# Written task
Look through the data below. Pick out the lines holding the string "Projections".

# Records from a collection
########

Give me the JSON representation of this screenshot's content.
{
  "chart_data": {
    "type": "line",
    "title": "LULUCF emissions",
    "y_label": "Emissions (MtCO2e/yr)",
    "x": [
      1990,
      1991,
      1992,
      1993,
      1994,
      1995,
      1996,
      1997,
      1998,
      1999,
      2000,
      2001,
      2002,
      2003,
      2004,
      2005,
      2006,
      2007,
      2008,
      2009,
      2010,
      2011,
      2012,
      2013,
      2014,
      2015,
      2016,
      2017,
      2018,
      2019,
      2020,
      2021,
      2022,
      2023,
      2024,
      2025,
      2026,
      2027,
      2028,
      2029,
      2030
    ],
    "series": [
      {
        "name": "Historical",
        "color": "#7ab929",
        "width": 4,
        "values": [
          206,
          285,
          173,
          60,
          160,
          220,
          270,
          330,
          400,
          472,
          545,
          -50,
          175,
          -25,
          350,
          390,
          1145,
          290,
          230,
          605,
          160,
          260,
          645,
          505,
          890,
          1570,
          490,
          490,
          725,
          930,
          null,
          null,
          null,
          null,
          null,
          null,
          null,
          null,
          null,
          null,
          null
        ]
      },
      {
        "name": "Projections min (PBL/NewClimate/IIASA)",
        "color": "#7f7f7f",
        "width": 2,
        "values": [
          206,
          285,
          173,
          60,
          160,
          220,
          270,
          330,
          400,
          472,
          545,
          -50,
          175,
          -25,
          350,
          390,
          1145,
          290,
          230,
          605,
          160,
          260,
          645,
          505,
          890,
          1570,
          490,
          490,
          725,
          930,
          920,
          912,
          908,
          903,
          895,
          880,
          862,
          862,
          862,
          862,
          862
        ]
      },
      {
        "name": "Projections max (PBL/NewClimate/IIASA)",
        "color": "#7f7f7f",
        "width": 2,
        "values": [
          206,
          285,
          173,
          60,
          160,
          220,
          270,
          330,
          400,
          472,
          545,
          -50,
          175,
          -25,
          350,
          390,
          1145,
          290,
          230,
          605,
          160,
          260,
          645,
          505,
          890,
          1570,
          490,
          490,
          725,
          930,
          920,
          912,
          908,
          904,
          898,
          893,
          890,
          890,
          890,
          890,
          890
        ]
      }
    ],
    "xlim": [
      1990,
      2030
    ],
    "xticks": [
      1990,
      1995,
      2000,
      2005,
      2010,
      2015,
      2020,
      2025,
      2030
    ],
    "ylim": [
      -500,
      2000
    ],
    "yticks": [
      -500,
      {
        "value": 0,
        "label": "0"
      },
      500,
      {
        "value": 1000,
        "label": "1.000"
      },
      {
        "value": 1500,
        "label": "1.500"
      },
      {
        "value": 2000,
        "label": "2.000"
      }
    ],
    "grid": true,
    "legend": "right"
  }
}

########

# Exercise response
        "name": "Projections min (PBL/NewClimate/IIASA)",
        "name": "Projections max (PBL/NewClimate/IIASA)",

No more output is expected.